Written exercise: Read the data and repeat it in full, exactly.

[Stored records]
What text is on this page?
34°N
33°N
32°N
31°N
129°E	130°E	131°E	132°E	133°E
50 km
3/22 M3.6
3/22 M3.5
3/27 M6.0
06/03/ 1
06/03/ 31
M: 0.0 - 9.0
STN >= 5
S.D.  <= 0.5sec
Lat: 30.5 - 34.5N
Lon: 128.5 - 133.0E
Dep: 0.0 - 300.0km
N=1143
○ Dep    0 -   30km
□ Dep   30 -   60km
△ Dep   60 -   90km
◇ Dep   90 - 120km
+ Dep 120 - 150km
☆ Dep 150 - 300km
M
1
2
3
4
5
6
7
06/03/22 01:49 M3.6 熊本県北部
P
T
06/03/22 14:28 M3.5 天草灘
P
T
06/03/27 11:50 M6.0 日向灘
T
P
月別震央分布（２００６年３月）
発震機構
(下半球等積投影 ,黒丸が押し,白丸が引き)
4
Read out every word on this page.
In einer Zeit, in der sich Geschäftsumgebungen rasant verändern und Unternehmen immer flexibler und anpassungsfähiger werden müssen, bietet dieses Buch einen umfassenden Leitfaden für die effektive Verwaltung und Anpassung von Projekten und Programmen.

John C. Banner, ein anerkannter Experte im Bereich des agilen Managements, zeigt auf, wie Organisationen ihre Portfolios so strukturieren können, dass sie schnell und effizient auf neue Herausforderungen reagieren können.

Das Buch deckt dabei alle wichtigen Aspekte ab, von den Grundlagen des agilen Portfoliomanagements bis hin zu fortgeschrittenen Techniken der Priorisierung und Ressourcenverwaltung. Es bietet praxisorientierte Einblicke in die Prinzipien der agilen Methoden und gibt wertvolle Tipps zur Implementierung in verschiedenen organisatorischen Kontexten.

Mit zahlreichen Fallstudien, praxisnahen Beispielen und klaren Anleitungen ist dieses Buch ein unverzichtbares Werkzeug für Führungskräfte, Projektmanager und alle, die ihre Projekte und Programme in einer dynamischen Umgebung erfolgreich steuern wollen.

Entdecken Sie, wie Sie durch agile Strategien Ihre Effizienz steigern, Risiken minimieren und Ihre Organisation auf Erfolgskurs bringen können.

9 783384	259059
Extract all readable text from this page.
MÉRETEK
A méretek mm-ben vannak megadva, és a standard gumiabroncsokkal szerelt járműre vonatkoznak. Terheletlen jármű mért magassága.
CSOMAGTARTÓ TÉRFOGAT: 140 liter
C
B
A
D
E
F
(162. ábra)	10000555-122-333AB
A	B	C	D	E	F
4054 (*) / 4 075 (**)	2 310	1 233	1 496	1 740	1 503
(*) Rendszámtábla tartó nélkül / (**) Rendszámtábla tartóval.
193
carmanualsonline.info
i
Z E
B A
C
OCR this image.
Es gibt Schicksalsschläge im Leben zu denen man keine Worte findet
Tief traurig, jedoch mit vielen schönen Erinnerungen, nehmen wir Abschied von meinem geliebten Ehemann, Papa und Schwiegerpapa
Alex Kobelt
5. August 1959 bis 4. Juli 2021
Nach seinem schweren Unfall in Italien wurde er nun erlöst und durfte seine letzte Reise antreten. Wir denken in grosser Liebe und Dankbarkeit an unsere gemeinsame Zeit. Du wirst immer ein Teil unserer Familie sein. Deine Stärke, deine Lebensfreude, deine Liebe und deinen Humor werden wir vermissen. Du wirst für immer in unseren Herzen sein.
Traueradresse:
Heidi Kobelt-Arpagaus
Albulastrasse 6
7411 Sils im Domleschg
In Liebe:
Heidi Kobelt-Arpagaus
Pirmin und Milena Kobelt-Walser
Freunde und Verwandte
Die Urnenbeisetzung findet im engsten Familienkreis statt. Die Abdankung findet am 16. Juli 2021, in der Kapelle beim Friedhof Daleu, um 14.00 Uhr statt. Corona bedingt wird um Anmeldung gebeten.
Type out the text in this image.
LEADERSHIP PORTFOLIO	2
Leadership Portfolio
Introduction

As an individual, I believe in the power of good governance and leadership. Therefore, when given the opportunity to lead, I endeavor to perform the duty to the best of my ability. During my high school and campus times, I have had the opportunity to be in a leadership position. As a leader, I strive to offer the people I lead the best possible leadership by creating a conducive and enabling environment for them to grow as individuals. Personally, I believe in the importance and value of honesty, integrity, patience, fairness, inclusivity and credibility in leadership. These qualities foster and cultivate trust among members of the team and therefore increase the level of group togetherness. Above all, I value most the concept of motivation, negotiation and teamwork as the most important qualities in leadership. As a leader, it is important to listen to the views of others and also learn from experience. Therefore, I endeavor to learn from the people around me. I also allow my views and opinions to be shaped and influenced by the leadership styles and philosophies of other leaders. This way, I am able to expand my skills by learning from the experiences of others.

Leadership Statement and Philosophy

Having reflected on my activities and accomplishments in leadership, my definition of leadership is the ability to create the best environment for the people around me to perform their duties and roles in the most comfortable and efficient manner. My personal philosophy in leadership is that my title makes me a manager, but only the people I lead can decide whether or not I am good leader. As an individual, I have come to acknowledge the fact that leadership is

Answer to this problem:
What text is on this page?
34°N
33°N
32°N
31°N
129°E	130°E	131°E	132°E	133°E
50 km
3/22 M3.6
3/22 M3.5
3/27 M6.0
06/03/ 1
06/03/ 31
M: 0.0 - 9.0
STN >= 5
S.D.  <= 0.5sec
Lat: 30.5 - 34.5N
Lon: 128.5 - 133.0E
Dep: 0.0 - 300.0km
N=1143
○ Dep    0 -   30km
□ Dep   30 -   60km
△ Dep   60 -   90km
◇ Dep   90 - 120km
+ Dep 120 - 150km
☆ Dep 150 - 300km
M
1
2
3
4
5
6
7
06/03/22 01:49 M3.6 熊本県北部
P
T
06/03/22 14:28 M3.5 天草灘
P
T
06/03/27 11:50 M6.0 日向灘
T
P
月別震央分布（２００６年３月）
発震機構
(下半球等積投影 ,黒丸が押し,白丸が引き)
4
Read out every word on this page.
In einer Zeit, in der sich Geschäftsumgebungen rasant verändern und Unternehmen immer flexibler und anpassungsfähiger werden müssen, bietet dieses Buch einen umfassenden Leitfaden für die effektive Verwaltung und Anpassung von Projekten und Programmen.

John C. Banner, ein anerkannter Experte im Bereich des agilen Managements, zeigt auf, wie Organisationen ihre Portfolios so strukturieren können, dass sie schnell und effizient auf neue Herausforderungen reagieren können.

Das Buch deckt dabei alle wichtigen Aspekte ab, von den Grundlagen des agilen Portfoliomanagements bis hin zu fortgeschrittenen Techniken der Priorisierung und Ressourcenverwaltung. Es bietet praxisorientierte Einblicke in die Prinzipien der agilen Methoden und gibt wertvolle Tipps zur Implementierung in verschiedenen organisatorischen Kontexten.

Mit zahlreichen Fallstudien, praxisnahen Beispielen und klaren Anleitungen ist dieses Buch ein unverzichtbares Werkzeug für Führungskräfte, Projektmanager und alle, die ihre Projekte und Programme in einer dynamischen Umgebung erfolgreich steuern wollen.

Entdecken Sie, wie Sie durch agile Strategien Ihre Effizienz steigern, Risiken minimieren und Ihre Organisation auf Erfolgskurs bringen können.

9 783384	259059
Extract all readable text from this page.
MÉRETEK
A méretek mm-ben vannak megadva, és a standard gumiabroncsokkal szerelt járműre vonatkoznak. Terheletlen jármű mért magassága.
CSOMAGTARTÓ TÉRFOGAT: 140 liter
C
B
A
D
E
F
(162. ábra)	10000555-122-333AB
A	B	C	D	E	F
4054 (*) / 4 075 (**)	2 310	1 233	1 496	1 740	1 503
(*) Rendszámtábla tartó nélkül / (**) Rendszámtábla tartóval.
193
carmanualsonline.info
i
Z E
B A
C
OCR this image.
Es gibt Schicksalsschläge im Leben zu denen man keine Worte findet
Tief traurig, jedoch mit vielen schönen Erinnerungen, nehmen wir Abschied von meinem geliebten Ehemann, Papa und Schwiegerpapa
Alex Kobelt
5. August 1959 bis 4. Juli 2021
Nach seinem schweren Unfall in Italien wurde er nun erlöst und durfte seine letzte Reise antreten. Wir denken in grosser Liebe und Dankbarkeit an unsere gemeinsame Zeit. Du wirst immer ein Teil unserer Familie sein. Deine Stärke, deine Lebensfreude, deine Liebe und deinen Humor werden wir vermissen. Du wirst für immer in unseren Herzen sein.
Traueradresse:
Heidi Kobelt-Arpagaus
Albulastrasse 6
7411 Sils im Domleschg
In Liebe:
Heidi Kobelt-Arpagaus
Pirmin und Milena Kobelt-Walser
Freunde und Verwandte
Die Urnenbeisetzung findet im engsten Familienkreis statt. Die Abdankung findet am 16. Juli 2021, in der Kapelle beim Friedhof Daleu, um 14.00 Uhr statt. Corona bedingt wird um Anmeldung gebeten.
Type out the text in this image.
LEADERSHIP PORTFOLIO	2
Leadership Portfolio
Introduction

As an individual, I believe in the power of good governance and leadership. Therefore, when given the opportunity to lead, I endeavor to perform the duty to the best of my ability. During my high school and campus times, I have had the opportunity to be in a leadership position. As a leader, I strive to offer the people I lead the best possible leadership by creating a conducive and enabling environment for them to grow as individuals. Personally, I believe in the importance and value of honesty, integrity, patience, fairness, inclusivity and credibility in leadership. These qualities foster and cultivate trust among members of the team and therefore increase the level of group togetherness. Above all, I value most the concept of motivation, negotiation and teamwork as the most important qualities in leadership. As a leader, it is important to listen to the views of others and also learn from experience. Therefore, I endeavor to learn from the people around me. I also allow my views and opinions to be shaped and influenced by the leadership styles and philosophies of other leaders. This way, I am able to expand my skills by learning from the experiences of others.

Leadership Statement and Philosophy

Having reflected on my activities and accomplishments in leadership, my definition of leadership is the ability to create the best environment for the people around me to perform their duties and roles in the most comfortable and efficient manner. My personal philosophy in leadership is that my title makes me a manager, but only the people I lead can decide whether or not I am good leader. As an individual, I have come to acknowledge the fact that leadership is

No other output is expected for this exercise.